* _Given records_:
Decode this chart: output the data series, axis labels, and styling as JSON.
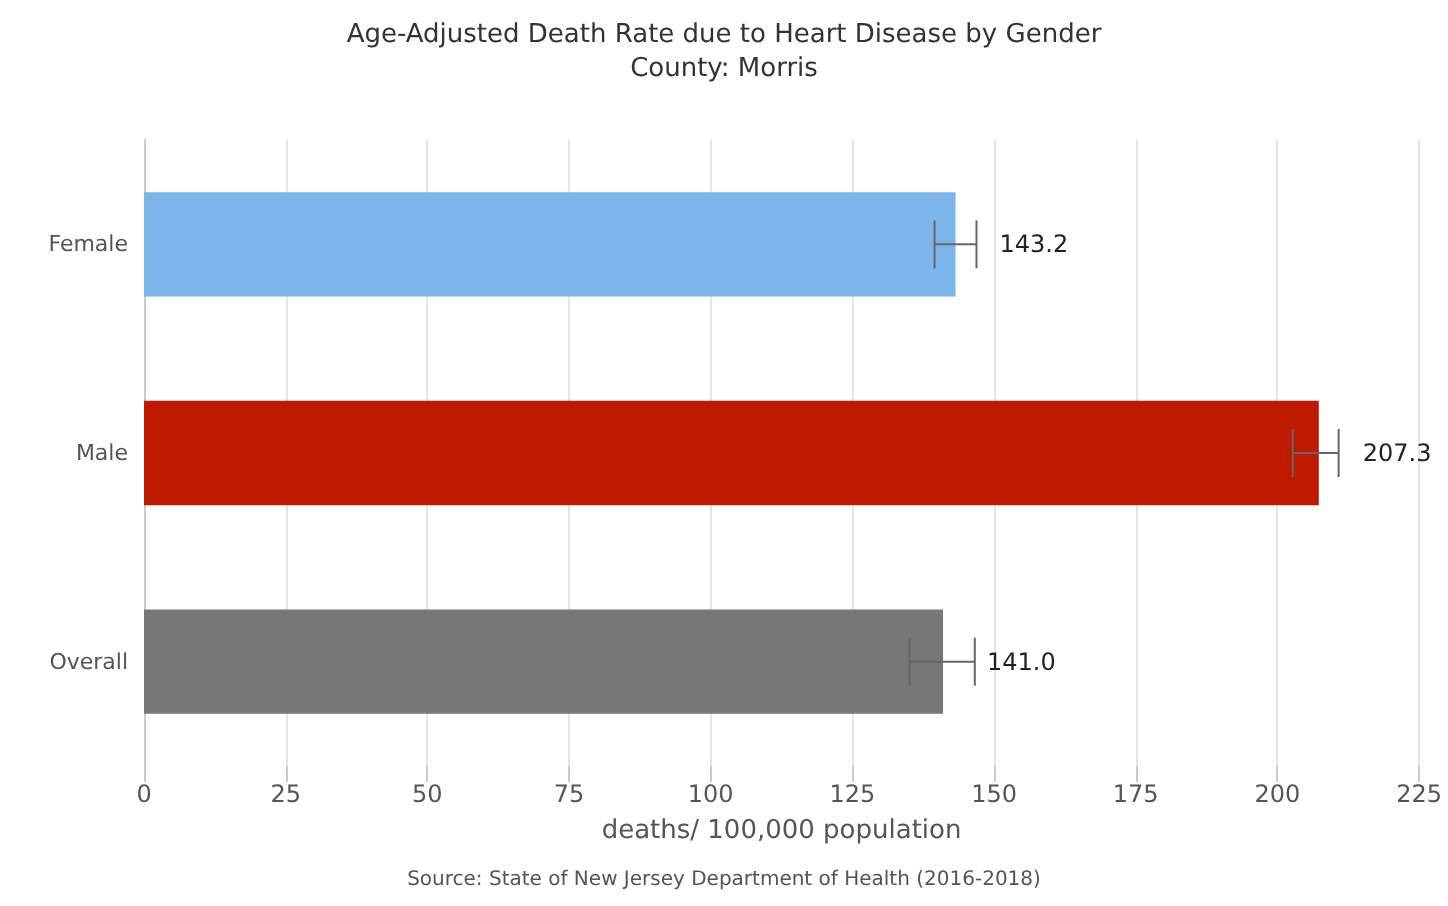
{
  "chart_data": {
    "type": "bar",
    "orientation": "horizontal",
    "title": "Age-Adjusted Death Rate due to Heart Disease by Gender",
    "subtitle": "County: Morris",
    "xlabel": "deaths/ 100,000 population",
    "categories": [
      "Female",
      "Male",
      "Overall"
    ],
    "values": [
      143.2,
      207.3,
      141.0
    ],
    "colors": [
      "#7cb5ec",
      "#bf1a00",
      "#777777"
    ],
    "errors": [
      [
        139.5,
        146.9
      ],
      [
        202.7,
        210.8
      ],
      [
        135.1,
        146.6
      ]
    ],
    "value_labels": [
      "143.2",
      "207.3",
      "141.0"
    ],
    "xlim": [
      0,
      225
    ],
    "xticks": [
      0,
      25,
      50,
      75,
      100,
      125,
      150,
      175,
      200,
      225
    ],
    "grid": "x",
    "annotations": [
      "Source: State of New Jersey Department of Health (2016-2018)"
    ]
  }
}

* _What you will do_: Leave out the pictures, and give all the records again exactly.

* _Output for this exercise_:
Decode this chart: output the data series, axis labels, and styling as JSON.
{
  "chart_data": {
    "type": "bar",
    "orientation": "horizontal",
    "title": "Age-Adjusted Death Rate due to Heart Disease by Gender",
    "subtitle": "County: Morris",
    "xlabel": "deaths/ 100,000 population",
    "categories": [
      "Female",
      "Male",
      "Overall"
    ],
    "values": [
      143.2,
      207.3,
      141.0
    ],
    "colors": [
      "#7cb5ec",
      "#bf1a00",
      "#777777"
    ],
    "errors": [
      [
        139.5,
        146.9
      ],
      [
        202.7,
        210.8
      ],
      [
        135.1,
        146.6
      ]
    ],
    "value_labels": [
      "143.2",
      "207.3",
      "141.0"
    ],
    "xlim": [
      0,
      225
    ],
    "xticks": [
      0,
      25,
      50,
      75,
      100,
      125,
      150,
      175,
      200,
      225
    ],
    "grid": "x",
    "annotations": [
      "Source: State of New Jersey Department of Health (2016-2018)"
    ]
  }
}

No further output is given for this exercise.